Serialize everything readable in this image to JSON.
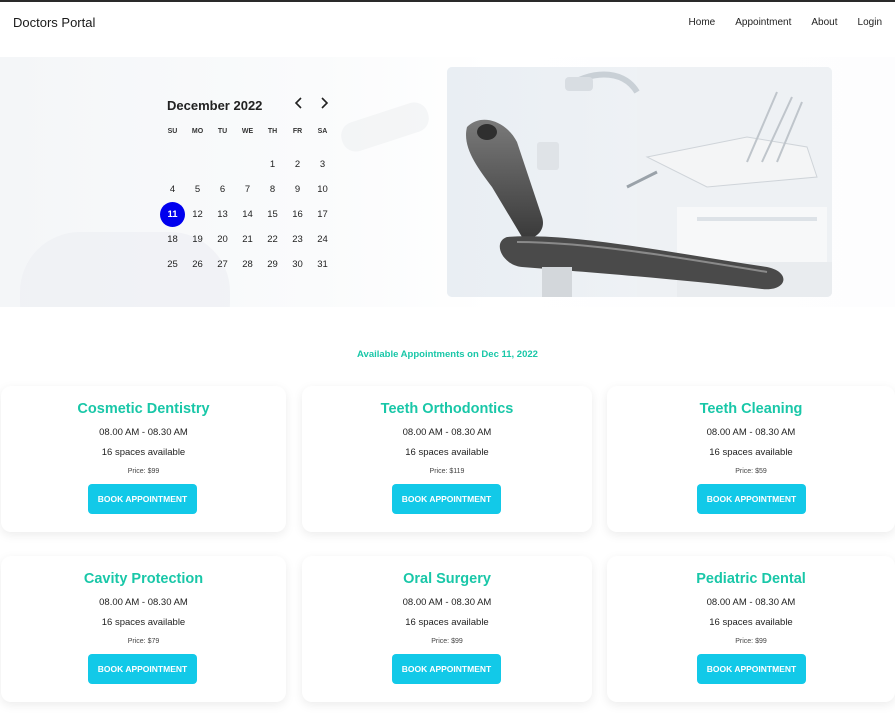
{
  "navbar": {
    "brand": "Doctors Portal",
    "links": [
      "Home",
      "Appointment",
      "About",
      "Login"
    ]
  },
  "calendar": {
    "month_label": "December 2022",
    "weekdays": [
      "SU",
      "MO",
      "TU",
      "WE",
      "TH",
      "FR",
      "SA"
    ],
    "weeks": [
      [
        "",
        "",
        "",
        "",
        "1",
        "2",
        "3"
      ],
      [
        "4",
        "5",
        "6",
        "7",
        "8",
        "9",
        "10"
      ],
      [
        "11",
        "12",
        "13",
        "14",
        "15",
        "16",
        "17"
      ],
      [
        "18",
        "19",
        "20",
        "21",
        "22",
        "23",
        "24"
      ],
      [
        "25",
        "26",
        "27",
        "28",
        "29",
        "30",
        "31"
      ]
    ],
    "selected_day": "11",
    "prev_icon": "chevron-left-icon",
    "next_icon": "chevron-right-icon"
  },
  "hero": {
    "image": "dental-chair-photo"
  },
  "appointments": {
    "title": "Available Appointments on Dec 11, 2022",
    "services": [
      {
        "name": "Cosmetic Dentistry",
        "time": "08.00 AM - 08.30 AM",
        "spaces": "16 spaces available",
        "price": "Price: $99",
        "button": "BOOK APPOINTMENT"
      },
      {
        "name": "Teeth Orthodontics",
        "time": "08.00 AM - 08.30 AM",
        "spaces": "16 spaces available",
        "price": "Price: $119",
        "button": "BOOK APPOINTMENT"
      },
      {
        "name": "Teeth Cleaning",
        "time": "08.00 AM - 08.30 AM",
        "spaces": "16 spaces available",
        "price": "Price: $59",
        "button": "BOOK APPOINTMENT"
      },
      {
        "name": "Cavity Protection",
        "time": "08.00 AM - 08.30 AM",
        "spaces": "16 spaces available",
        "price": "Price: $79",
        "button": "BOOK APPOINTMENT"
      },
      {
        "name": "Oral Surgery",
        "time": "08.00 AM - 08.30 AM",
        "spaces": "16 spaces available",
        "price": "Price: $99",
        "button": "BOOK APPOINTMENT"
      },
      {
        "name": "Pediatric Dental",
        "time": "08.00 AM - 08.30 AM",
        "spaces": "16 spaces available",
        "price": "Price: $99",
        "button": "BOOK APPOINTMENT"
      }
    ]
  },
  "colors": {
    "accent": "#19c7a8",
    "button": "#12c9e8",
    "selected_day": "#0000ee"
  }
}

---+---

§ **Exercise description**:
In the entries above, find every line with the word "image" and list it.

§ **Output for this task**:
Serialize everything readable in this image to JSON.
    "image": "dental-chair-photo"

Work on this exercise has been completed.